▸ **WHAT IS NEEDED**: Lines containing the string "CHAIR" are to be counted. Write only how many there are.

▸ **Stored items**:

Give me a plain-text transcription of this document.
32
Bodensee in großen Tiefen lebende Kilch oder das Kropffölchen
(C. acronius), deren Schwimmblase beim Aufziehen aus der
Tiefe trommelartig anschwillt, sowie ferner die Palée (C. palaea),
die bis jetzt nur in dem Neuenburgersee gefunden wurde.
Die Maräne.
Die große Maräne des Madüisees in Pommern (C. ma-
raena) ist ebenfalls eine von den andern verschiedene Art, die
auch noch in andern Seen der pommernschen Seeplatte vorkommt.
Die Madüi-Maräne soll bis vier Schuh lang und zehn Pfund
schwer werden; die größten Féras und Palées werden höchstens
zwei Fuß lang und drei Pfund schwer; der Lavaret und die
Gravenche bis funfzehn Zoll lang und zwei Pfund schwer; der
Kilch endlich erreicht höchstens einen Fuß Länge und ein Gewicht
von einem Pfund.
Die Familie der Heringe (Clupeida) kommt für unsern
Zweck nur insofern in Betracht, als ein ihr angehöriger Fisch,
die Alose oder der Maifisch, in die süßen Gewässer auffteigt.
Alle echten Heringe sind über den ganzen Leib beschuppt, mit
...
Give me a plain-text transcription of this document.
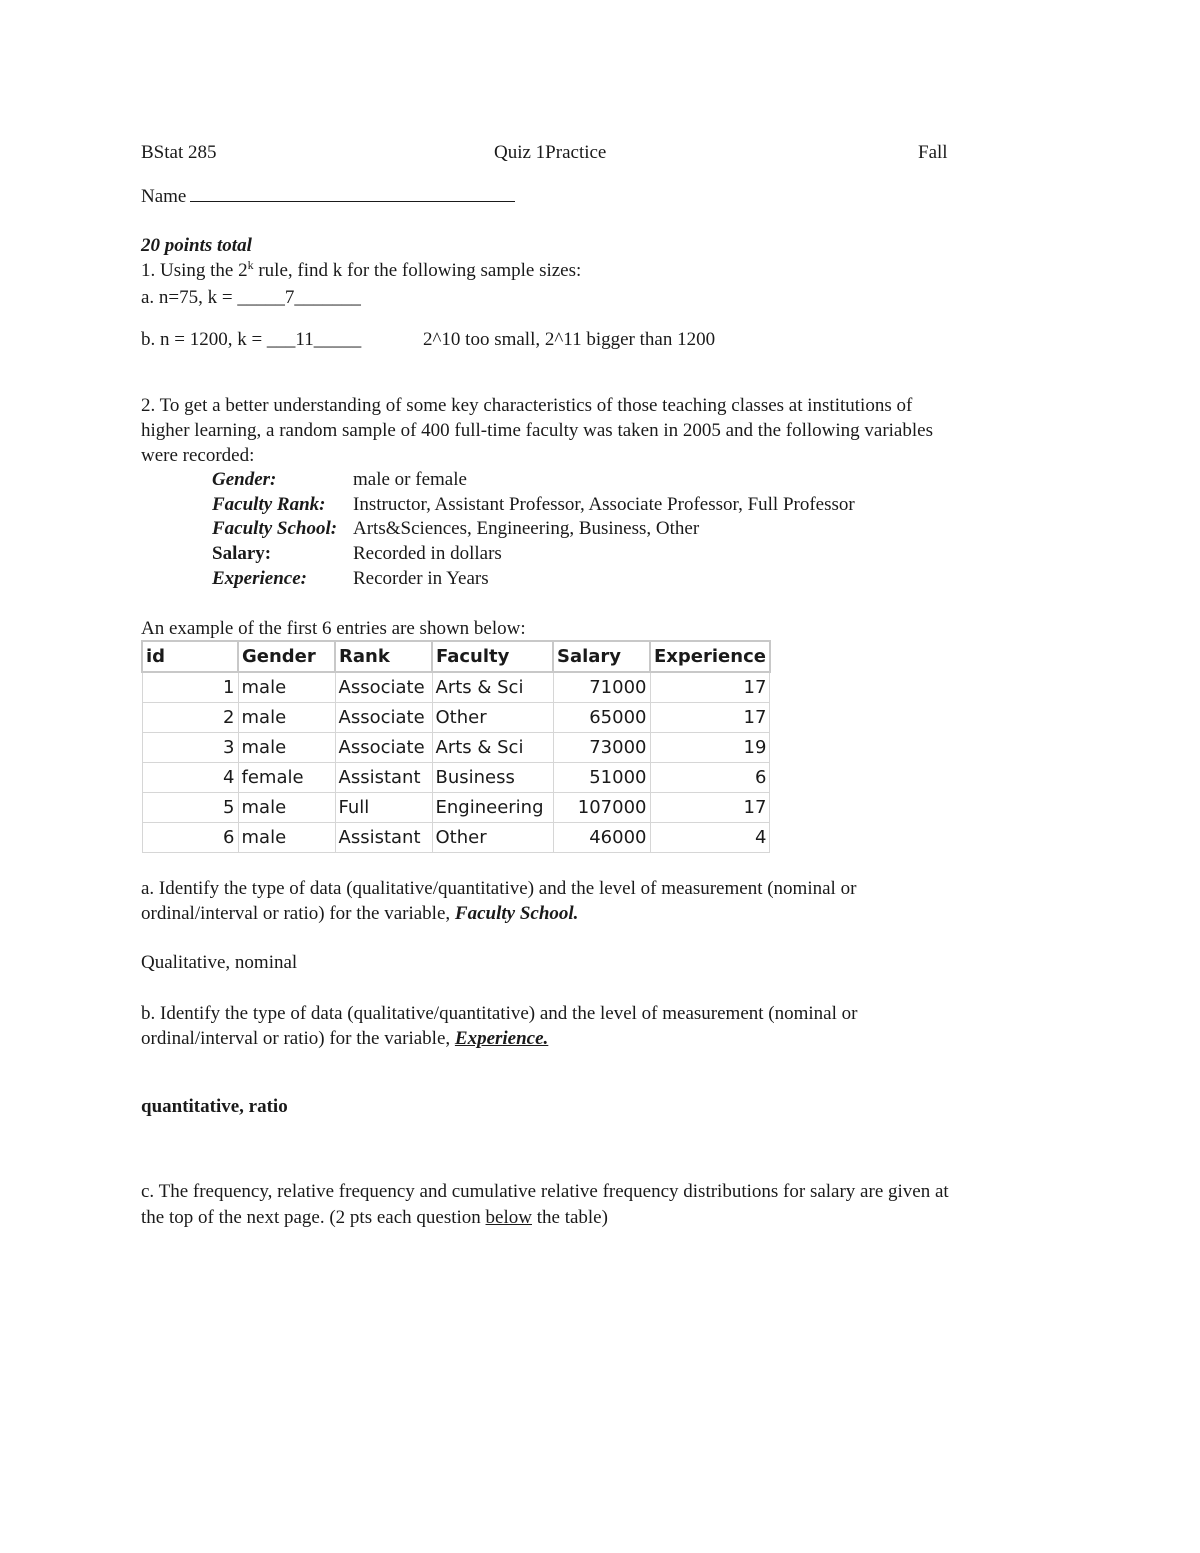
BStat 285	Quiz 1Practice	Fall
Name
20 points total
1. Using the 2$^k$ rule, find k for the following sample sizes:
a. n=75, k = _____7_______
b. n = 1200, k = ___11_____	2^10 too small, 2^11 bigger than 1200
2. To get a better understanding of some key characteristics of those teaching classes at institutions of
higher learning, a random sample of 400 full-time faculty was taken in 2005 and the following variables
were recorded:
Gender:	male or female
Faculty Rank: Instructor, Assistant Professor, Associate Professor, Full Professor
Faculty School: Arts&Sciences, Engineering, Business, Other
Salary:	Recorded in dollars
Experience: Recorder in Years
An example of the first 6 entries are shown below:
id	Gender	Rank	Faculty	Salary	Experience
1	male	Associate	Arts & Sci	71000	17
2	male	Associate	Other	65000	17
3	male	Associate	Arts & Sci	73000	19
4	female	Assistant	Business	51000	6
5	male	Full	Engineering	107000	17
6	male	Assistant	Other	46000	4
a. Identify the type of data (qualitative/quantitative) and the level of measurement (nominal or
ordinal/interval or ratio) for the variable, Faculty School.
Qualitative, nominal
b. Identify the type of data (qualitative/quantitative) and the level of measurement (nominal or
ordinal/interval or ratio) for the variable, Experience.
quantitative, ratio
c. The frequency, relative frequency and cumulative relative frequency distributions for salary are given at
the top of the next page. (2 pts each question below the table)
...
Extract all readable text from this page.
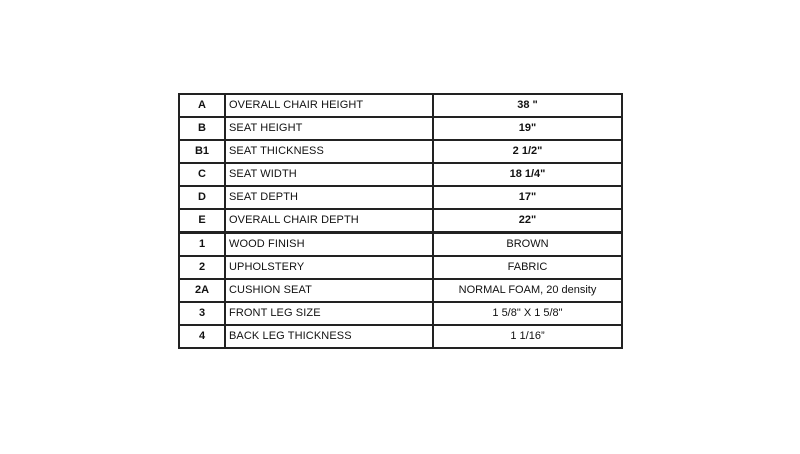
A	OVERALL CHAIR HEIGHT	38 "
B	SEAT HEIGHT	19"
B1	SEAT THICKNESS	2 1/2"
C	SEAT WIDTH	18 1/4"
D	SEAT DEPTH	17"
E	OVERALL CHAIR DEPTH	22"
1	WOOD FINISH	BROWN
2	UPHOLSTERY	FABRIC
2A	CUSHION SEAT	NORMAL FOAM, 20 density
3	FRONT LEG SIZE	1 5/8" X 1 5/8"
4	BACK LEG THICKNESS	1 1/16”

▸ **THE RESPONSE**: 2